§ GIVEN ENTRIES:
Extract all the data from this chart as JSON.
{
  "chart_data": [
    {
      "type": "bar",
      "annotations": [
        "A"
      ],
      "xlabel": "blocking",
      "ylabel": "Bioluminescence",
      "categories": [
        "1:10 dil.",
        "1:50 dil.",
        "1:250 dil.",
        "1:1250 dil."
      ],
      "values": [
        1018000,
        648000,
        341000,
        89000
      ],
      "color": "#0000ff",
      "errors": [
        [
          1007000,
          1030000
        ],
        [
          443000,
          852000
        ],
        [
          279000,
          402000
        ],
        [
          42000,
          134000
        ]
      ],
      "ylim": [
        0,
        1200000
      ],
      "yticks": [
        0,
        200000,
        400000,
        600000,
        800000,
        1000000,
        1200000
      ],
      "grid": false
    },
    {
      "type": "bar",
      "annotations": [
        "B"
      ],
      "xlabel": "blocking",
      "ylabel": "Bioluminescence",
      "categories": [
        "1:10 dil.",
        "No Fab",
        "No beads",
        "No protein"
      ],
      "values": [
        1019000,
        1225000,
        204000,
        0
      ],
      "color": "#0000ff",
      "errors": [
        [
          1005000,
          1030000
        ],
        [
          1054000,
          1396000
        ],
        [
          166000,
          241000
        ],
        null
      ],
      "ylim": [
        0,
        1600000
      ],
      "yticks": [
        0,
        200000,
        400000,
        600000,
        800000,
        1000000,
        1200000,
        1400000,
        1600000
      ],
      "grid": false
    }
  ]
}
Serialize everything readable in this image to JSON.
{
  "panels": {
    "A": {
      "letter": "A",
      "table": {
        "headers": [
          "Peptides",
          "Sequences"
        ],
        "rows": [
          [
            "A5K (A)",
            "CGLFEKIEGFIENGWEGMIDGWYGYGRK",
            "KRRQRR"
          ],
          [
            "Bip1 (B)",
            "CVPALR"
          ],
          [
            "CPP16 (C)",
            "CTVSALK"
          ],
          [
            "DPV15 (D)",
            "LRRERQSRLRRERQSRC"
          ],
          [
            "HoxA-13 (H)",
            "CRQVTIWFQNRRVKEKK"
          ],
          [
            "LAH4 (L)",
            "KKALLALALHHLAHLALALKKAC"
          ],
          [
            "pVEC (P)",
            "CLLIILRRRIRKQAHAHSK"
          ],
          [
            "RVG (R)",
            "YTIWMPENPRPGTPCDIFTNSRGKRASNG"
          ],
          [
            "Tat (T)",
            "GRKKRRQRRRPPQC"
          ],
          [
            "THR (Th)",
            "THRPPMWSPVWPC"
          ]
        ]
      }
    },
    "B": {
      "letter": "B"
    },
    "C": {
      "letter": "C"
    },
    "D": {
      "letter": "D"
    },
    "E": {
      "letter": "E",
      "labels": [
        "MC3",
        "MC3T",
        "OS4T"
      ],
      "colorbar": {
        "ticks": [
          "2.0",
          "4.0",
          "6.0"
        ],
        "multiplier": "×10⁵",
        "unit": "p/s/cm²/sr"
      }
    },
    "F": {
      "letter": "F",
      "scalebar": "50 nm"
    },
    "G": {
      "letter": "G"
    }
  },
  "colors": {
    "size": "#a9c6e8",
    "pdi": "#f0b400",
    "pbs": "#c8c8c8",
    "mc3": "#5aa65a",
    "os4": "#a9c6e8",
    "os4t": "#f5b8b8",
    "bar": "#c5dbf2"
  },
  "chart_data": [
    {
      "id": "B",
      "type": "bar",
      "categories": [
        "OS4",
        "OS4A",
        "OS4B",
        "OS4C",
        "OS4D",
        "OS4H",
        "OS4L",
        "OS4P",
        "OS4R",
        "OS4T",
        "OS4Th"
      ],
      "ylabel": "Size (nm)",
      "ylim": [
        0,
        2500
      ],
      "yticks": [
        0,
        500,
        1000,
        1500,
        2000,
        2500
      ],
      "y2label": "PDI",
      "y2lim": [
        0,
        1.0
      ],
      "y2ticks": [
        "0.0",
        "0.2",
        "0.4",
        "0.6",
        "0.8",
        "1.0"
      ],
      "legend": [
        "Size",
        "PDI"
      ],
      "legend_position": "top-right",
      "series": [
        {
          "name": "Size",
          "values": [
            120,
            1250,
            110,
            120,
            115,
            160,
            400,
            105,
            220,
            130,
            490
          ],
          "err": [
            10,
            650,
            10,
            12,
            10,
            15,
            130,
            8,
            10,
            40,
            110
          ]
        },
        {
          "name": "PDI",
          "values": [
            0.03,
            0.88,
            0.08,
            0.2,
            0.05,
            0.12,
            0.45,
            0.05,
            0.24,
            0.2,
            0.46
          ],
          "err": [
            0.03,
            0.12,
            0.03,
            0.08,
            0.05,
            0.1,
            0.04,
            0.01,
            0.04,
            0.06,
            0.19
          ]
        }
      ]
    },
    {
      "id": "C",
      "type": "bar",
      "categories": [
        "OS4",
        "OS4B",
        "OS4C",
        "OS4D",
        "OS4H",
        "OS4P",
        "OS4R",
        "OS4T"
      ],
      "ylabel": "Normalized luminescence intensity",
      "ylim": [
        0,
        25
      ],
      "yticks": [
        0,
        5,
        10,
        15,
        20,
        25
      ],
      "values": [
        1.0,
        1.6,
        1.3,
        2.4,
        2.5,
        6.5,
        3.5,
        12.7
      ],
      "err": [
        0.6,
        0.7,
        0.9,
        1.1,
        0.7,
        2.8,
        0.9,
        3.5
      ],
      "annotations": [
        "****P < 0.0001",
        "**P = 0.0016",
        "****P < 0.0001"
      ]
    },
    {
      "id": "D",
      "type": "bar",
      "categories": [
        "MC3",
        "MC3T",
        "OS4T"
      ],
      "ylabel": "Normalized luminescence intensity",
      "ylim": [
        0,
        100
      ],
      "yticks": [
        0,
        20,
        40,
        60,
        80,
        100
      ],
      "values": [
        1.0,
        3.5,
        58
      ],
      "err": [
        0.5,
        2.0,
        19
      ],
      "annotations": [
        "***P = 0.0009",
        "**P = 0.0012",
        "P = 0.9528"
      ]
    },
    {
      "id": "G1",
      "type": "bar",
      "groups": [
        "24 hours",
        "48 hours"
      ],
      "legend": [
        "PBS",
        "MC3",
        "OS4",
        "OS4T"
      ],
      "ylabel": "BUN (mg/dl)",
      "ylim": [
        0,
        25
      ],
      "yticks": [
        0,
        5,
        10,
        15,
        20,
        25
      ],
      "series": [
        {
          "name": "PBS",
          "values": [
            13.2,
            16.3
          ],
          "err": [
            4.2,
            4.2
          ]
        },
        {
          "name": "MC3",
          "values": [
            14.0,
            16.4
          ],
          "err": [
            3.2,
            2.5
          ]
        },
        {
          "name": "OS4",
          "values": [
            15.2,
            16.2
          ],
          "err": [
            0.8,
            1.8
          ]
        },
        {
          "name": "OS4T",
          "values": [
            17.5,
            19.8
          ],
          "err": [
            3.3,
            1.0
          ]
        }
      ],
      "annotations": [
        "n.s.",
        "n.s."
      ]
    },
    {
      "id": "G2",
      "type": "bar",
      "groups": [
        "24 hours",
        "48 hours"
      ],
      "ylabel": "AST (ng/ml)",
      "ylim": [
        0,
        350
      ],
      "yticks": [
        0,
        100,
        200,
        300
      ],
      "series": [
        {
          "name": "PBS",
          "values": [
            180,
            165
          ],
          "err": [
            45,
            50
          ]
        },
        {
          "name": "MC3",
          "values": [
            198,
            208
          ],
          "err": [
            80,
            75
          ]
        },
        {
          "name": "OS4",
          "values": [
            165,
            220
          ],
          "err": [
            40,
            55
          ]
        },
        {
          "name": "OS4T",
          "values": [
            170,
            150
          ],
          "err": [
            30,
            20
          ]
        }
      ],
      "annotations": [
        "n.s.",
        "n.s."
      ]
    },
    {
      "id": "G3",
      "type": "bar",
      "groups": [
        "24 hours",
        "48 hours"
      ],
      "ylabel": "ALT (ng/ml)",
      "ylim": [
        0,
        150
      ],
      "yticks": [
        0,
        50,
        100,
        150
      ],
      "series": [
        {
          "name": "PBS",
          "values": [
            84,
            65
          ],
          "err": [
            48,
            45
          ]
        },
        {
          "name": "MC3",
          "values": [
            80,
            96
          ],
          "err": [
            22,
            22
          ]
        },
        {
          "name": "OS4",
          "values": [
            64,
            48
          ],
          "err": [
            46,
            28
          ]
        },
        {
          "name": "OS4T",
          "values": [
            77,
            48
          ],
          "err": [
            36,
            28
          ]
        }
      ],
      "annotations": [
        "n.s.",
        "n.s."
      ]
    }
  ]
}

§ INSTRUCTIONS FOR THE TASK:
Determine how many lines in the listing above hold the string "JSON", then write only the number.

§ EXERCISE RESULT:
2